Only the pictures stay out; every record is to be quoted exactly.
Start of Data listing
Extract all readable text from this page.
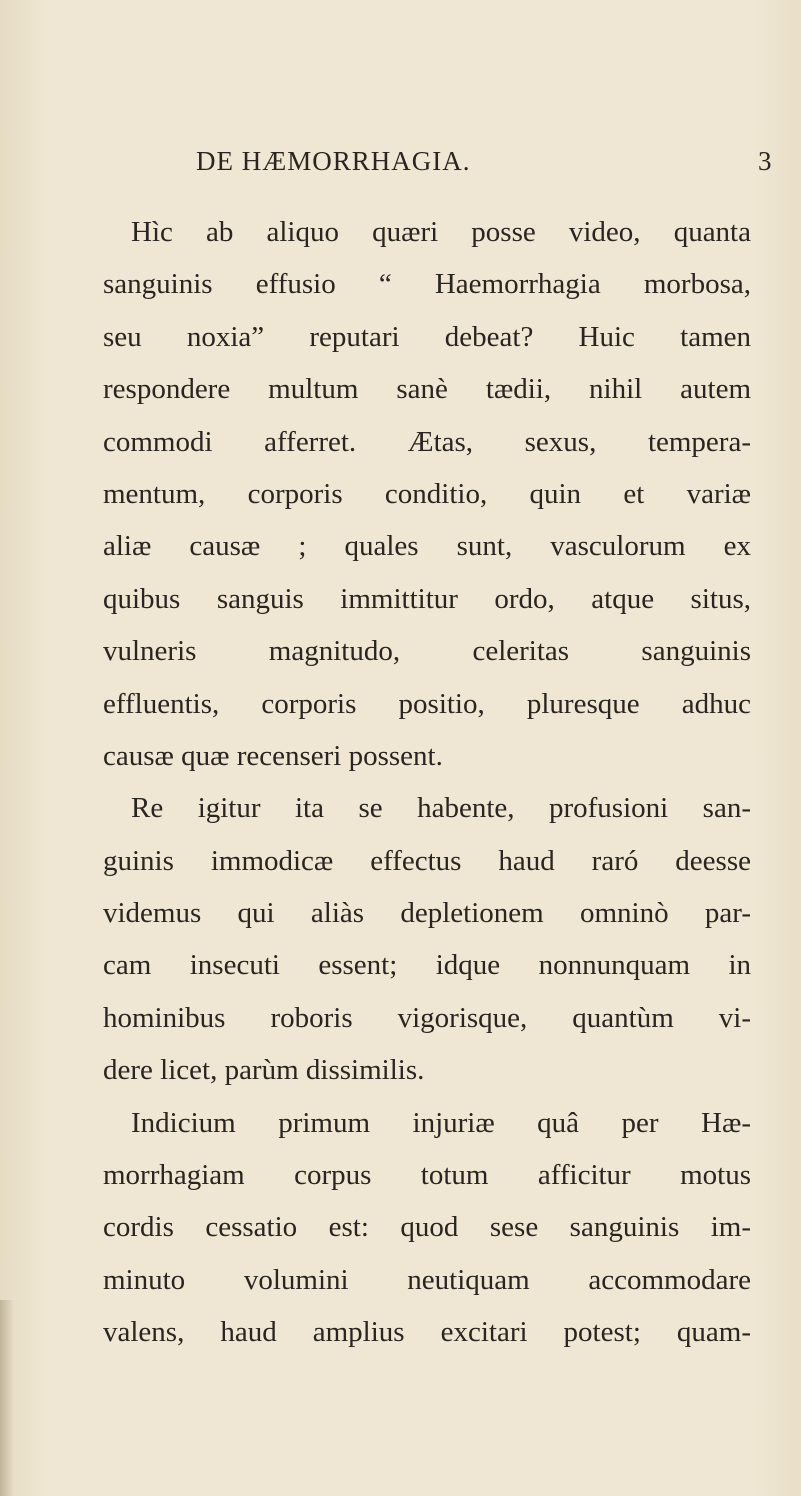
DE HÆMORRHAGIA.	3
Hìc ab aliquo quæri posse video, quanta
sanguinis effusio “ Haemorrhagia morbosa,
seu noxia” reputari debeat? Huic tamen
respondere multum sanè tædii, nihil autem
commodi afferret. Ætas, sexus, tempera-
mentum, corporis conditio, quin et variæ
aliæ causæ ; quales sunt, vasculorum ex
quibus sanguis immittitur ordo, atque situs,
vulneris magnitudo, celeritas sanguinis
effluentis, corporis positio, pluresque adhuc
causæ quæ recenseri possent.
Re igitur ita se habente, profusioni san-
guinis immodicæ effectus haud raró deesse
videmus qui aliàs depletionem omninò par-
cam insecuti essent; idque nonnunquam in
hominibus roboris vigorisque, quantùm vi-
dere licet, parùm dissimilis.
Indicium primum injuriæ quâ per Hæ-
morrhagiam corpus totum afficitur motus
cordis cessatio est: quod sese sanguinis im-
minuto volumini neutiquam accommodare
valens, haud amplius excitari potest; quam-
End of Data listing
## Answer to this problem:
Extract all readable text from this page.
DE HÆMORRHAGIA.	3
Hìc ab aliquo quæri posse video, quanta
sanguinis effusio “ Haemorrhagia morbosa,
seu noxia” reputari debeat? Huic tamen
respondere multum sanè tædii, nihil autem
commodi afferret. Ætas, sexus, tempera-
mentum, corporis conditio, quin et variæ
aliæ causæ ; quales sunt, vasculorum ex
quibus sanguis immittitur ordo, atque situs,
vulneris magnitudo, celeritas sanguinis
effluentis, corporis positio, pluresque adhuc
causæ quæ recenseri possent.
Re igitur ita se habente, profusioni san-
guinis immodicæ effectus haud raró deesse
videmus qui aliàs depletionem omninò par-
cam insecuti essent; idque nonnunquam in
hominibus roboris vigorisque, quantùm vi-
dere licet, parùm dissimilis.
Indicium primum injuriæ quâ per Hæ-
morrhagiam corpus totum afficitur motus
cordis cessatio est: quod sese sanguinis im-
minuto volumini neutiquam accommodare
valens, haud amplius excitari potest; quam-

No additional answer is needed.